▶ Provided material
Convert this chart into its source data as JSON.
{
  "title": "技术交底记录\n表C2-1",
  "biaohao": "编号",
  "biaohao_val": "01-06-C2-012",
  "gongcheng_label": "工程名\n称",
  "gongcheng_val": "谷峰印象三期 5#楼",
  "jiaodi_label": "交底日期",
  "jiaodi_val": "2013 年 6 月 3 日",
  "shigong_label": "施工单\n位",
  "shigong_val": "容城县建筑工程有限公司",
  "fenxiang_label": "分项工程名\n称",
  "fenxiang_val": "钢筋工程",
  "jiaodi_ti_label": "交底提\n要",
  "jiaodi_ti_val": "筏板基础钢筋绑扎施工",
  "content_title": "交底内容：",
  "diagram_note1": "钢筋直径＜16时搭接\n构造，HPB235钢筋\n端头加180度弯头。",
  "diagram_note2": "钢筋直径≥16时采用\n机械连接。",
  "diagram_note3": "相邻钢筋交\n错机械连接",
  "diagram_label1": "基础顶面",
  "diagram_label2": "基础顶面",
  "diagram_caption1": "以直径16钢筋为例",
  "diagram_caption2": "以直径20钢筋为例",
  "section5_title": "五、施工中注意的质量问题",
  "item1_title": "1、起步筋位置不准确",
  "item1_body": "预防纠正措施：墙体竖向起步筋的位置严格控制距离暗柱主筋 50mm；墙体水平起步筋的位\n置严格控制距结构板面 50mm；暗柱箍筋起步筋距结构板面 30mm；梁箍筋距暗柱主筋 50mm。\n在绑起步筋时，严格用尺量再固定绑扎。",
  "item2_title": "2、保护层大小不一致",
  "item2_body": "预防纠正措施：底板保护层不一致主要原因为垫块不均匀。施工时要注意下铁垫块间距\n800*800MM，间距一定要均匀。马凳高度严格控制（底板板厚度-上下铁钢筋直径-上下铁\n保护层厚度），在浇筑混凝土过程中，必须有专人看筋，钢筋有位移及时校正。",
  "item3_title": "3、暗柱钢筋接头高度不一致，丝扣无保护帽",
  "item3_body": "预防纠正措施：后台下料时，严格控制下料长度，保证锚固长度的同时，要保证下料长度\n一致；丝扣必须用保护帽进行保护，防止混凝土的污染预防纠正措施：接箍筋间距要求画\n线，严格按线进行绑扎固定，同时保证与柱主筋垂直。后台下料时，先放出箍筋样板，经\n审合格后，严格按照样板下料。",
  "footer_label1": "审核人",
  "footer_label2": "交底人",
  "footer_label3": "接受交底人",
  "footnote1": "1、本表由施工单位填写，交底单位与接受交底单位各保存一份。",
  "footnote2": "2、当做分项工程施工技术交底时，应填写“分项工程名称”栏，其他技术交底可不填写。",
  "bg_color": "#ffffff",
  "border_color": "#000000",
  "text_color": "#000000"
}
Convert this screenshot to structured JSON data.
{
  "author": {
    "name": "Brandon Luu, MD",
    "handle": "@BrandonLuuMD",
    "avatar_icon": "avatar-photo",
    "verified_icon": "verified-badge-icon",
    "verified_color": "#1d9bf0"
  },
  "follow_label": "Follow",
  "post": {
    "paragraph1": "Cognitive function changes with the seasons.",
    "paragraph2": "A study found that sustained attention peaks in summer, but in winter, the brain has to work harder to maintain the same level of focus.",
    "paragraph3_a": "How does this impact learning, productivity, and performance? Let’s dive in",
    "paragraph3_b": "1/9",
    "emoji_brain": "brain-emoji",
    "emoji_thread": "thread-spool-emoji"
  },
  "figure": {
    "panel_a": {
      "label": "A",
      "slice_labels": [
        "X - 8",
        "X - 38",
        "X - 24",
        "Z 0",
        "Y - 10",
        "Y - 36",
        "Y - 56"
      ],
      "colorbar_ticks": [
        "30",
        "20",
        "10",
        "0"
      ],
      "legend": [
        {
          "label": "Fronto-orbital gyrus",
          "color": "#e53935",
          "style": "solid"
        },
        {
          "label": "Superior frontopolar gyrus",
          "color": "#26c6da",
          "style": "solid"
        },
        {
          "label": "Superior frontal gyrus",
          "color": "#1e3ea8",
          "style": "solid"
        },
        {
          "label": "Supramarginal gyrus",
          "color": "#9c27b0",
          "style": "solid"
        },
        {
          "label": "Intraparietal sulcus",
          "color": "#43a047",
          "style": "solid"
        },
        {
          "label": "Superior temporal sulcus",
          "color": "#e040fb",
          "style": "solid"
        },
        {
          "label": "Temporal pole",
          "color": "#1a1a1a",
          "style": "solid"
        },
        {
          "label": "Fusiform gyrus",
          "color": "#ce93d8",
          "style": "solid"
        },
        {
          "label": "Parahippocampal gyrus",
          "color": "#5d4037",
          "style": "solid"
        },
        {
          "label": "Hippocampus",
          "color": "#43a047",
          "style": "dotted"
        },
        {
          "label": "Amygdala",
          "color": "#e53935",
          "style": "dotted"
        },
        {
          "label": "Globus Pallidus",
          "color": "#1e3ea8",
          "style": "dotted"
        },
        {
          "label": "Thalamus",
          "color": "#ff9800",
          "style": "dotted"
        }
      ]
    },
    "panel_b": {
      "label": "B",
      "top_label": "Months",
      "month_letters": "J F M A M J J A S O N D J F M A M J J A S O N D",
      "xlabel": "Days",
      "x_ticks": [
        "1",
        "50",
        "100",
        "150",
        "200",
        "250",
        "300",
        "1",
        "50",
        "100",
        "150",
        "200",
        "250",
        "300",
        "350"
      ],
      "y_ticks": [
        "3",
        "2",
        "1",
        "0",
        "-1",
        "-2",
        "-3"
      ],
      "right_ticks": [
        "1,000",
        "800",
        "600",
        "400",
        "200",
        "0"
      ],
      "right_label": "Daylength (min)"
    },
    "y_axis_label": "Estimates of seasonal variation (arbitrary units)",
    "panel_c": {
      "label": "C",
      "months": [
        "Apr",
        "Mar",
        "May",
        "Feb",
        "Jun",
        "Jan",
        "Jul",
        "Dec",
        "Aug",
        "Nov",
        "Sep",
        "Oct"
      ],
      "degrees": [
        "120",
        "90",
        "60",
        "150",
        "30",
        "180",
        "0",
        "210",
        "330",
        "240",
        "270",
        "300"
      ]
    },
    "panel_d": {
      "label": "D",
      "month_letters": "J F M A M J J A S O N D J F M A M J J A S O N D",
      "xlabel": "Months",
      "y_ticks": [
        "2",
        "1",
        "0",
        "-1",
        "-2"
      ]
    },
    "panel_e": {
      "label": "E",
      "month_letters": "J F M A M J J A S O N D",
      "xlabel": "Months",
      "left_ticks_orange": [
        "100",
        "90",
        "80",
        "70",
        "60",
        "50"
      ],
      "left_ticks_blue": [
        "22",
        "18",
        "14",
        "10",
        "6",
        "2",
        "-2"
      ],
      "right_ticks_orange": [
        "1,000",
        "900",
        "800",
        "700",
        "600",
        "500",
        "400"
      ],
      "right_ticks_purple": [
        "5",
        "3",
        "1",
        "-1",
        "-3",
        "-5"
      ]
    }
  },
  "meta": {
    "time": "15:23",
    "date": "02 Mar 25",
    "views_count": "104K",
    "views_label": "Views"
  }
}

▶ Task to complete
Quote the listing in full, please, keeping every line exact.

▶ Exercise solution
Convert this chart into its source data as JSON.
{
  "title": "技术交底记录\n表C2-1",
  "biaohao": "编号",
  "biaohao_val": "01-06-C2-012",
  "gongcheng_label": "工程名\n称",
  "gongcheng_val": "谷峰印象三期 5#楼",
  "jiaodi_label": "交底日期",
  "jiaodi_val": "2013 年 6 月 3 日",
  "shigong_label": "施工单\n位",
  "shigong_val": "容城县建筑工程有限公司",
  "fenxiang_label": "分项工程名\n称",
  "fenxiang_val": "钢筋工程",
  "jiaodi_ti_label": "交底提\n要",
  "jiaodi_ti_val": "筏板基础钢筋绑扎施工",
  "content_title": "交底内容：",
  "diagram_note1": "钢筋直径＜16时搭接\n构造，HPB235钢筋\n端头加180度弯头。",
  "diagram_note2": "钢筋直径≥16时采用\n机械连接。",
  "diagram_note3": "相邻钢筋交\n错机械连接",
  "diagram_label1": "基础顶面",
  "diagram_label2": "基础顶面",
  "diagram_caption1": "以直径16钢筋为例",
  "diagram_caption2": "以直径20钢筋为例",
  "section5_title": "五、施工中注意的质量问题",
  "item1_title": "1、起步筋位置不准确",
  "item1_body": "预防纠正措施：墙体竖向起步筋的位置严格控制距离暗柱主筋 50mm；墙体水平起步筋的位\n置严格控制距结构板面 50mm；暗柱箍筋起步筋距结构板面 30mm；梁箍筋距暗柱主筋 50mm。\n在绑起步筋时，严格用尺量再固定绑扎。",
  "item2_title": "2、保护层大小不一致",
  "item2_body": "预防纠正措施：底板保护层不一致主要原因为垫块不均匀。施工时要注意下铁垫块间距\n800*800MM，间距一定要均匀。马凳高度严格控制（底板板厚度-上下铁钢筋直径-上下铁\n保护层厚度），在浇筑混凝土过程中，必须有专人看筋，钢筋有位移及时校正。",
  "item3_title": "3、暗柱钢筋接头高度不一致，丝扣无保护帽",
  "item3_body": "预防纠正措施：后台下料时，严格控制下料长度，保证锚固长度的同时，要保证下料长度\n一致；丝扣必须用保护帽进行保护，防止混凝土的污染预防纠正措施：接箍筋间距要求画\n线，严格按线进行绑扎固定，同时保证与柱主筋垂直。后台下料时，先放出箍筋样板，经\n审合格后，严格按照样板下料。",
  "footer_label1": "审核人",
  "footer_label2": "交底人",
  "footer_label3": "接受交底人",
  "footnote1": "1、本表由施工单位填写，交底单位与接受交底单位各保存一份。",
  "footnote2": "2、当做分项工程施工技术交底时，应填写“分项工程名称”栏，其他技术交底可不填写。",
  "bg_color": "#ffffff",
  "border_color": "#000000",
  "text_color": "#000000"
}
Convert this screenshot to structured JSON data.
{
  "author": {
    "name": "Brandon Luu, MD",
    "handle": "@BrandonLuuMD",
    "avatar_icon": "avatar-photo",
    "verified_icon": "verified-badge-icon",
    "verified_color": "#1d9bf0"
  },
  "follow_label": "Follow",
  "post": {
    "paragraph1": "Cognitive function changes with the seasons.",
    "paragraph2": "A study found that sustained attention peaks in summer, but in winter, the brain has to work harder to maintain the same level of focus.",
    "paragraph3_a": "How does this impact learning, productivity, and performance? Let’s dive in",
    "paragraph3_b": "1/9",
    "emoji_brain": "brain-emoji",
    "emoji_thread": "thread-spool-emoji"
  },
  "figure": {
    "panel_a": {
      "label": "A",
      "slice_labels": [
        "X - 8",
        "X - 38",
        "X - 24",
        "Z 0",
        "Y - 10",
        "Y - 36",
        "Y - 56"
      ],
      "colorbar_ticks": [
        "30",
        "20",
        "10",
        "0"
      ],
      "legend": [
        {
          "label": "Fronto-orbital gyrus",
          "color": "#e53935",
          "style": "solid"
        },
        {
          "label": "Superior frontopolar gyrus",
          "color": "#26c6da",
          "style": "solid"
        },
        {
          "label": "Superior frontal gyrus",
          "color": "#1e3ea8",
          "style": "solid"
        },
        {
          "label": "Supramarginal gyrus",
          "color": "#9c27b0",
          "style": "solid"
        },
        {
          "label": "Intraparietal sulcus",
          "color": "#43a047",
          "style": "solid"
        },
        {
          "label": "Superior temporal sulcus",
          "color": "#e040fb",
          "style": "solid"
        },
        {
          "label": "Temporal pole",
          "color": "#1a1a1a",
          "style": "solid"
        },
        {
          "label": "Fusiform gyrus",
          "color": "#ce93d8",
          "style": "solid"
        },
        {
          "label": "Parahippocampal gyrus",
          "color": "#5d4037",
          "style": "solid"
        },
        {
          "label": "Hippocampus",
          "color": "#43a047",
          "style": "dotted"
        },
        {
          "label": "Amygdala",
          "color": "#e53935",
          "style": "dotted"
        },
        {
          "label": "Globus Pallidus",
          "color": "#1e3ea8",
          "style": "dotted"
        },
        {
          "label": "Thalamus",
          "color": "#ff9800",
          "style": "dotted"
        }
      ]
    },
    "panel_b": {
      "label": "B",
      "top_label": "Months",
      "month_letters": "J F M A M J J A S O N D J F M A M J J A S O N D",
      "xlabel": "Days",
      "x_ticks": [
        "1",
        "50",
        "100",
        "150",
        "200",
        "250",
        "300",
        "1",
        "50",
        "100",
        "150",
        "200",
        "250",
        "300",
        "350"
      ],
      "y_ticks": [
        "3",
        "2",
        "1",
        "0",
        "-1",
        "-2",
        "-3"
      ],
      "right_ticks": [
        "1,000",
        "800",
        "600",
        "400",
        "200",
        "0"
      ],
      "right_label": "Daylength (min)"
    },
    "y_axis_label": "Estimates of seasonal variation (arbitrary units)",
    "panel_c": {
      "label": "C",
      "months": [
        "Apr",
        "Mar",
        "May",
        "Feb",
        "Jun",
        "Jan",
        "Jul",
        "Dec",
        "Aug",
        "Nov",
        "Sep",
        "Oct"
      ],
      "degrees": [
        "120",
        "90",
        "60",
        "150",
        "30",
        "180",
        "0",
        "210",
        "330",
        "240",
        "270",
        "300"
      ]
    },
    "panel_d": {
      "label": "D",
      "month_letters": "J F M A M J J A S O N D J F M A M J J A S O N D",
      "xlabel": "Months",
      "y_ticks": [
        "2",
        "1",
        "0",
        "-1",
        "-2"
      ]
    },
    "panel_e": {
      "label": "E",
      "month_letters": "J F M A M J J A S O N D",
      "xlabel": "Months",
      "left_ticks_orange": [
        "100",
        "90",
        "80",
        "70",
        "60",
        "50"
      ],
      "left_ticks_blue": [
        "22",
        "18",
        "14",
        "10",
        "6",
        "2",
        "-2"
      ],
      "right_ticks_orange": [
        "1,000",
        "900",
        "800",
        "700",
        "600",
        "500",
        "400"
      ],
      "right_ticks_purple": [
        "5",
        "3",
        "1",
        "-1",
        "-3",
        "-5"
      ]
    }
  },
  "meta": {
    "time": "15:23",
    "date": "02 Mar 25",
    "views_count": "104K",
    "views_label": "Views"
  }
}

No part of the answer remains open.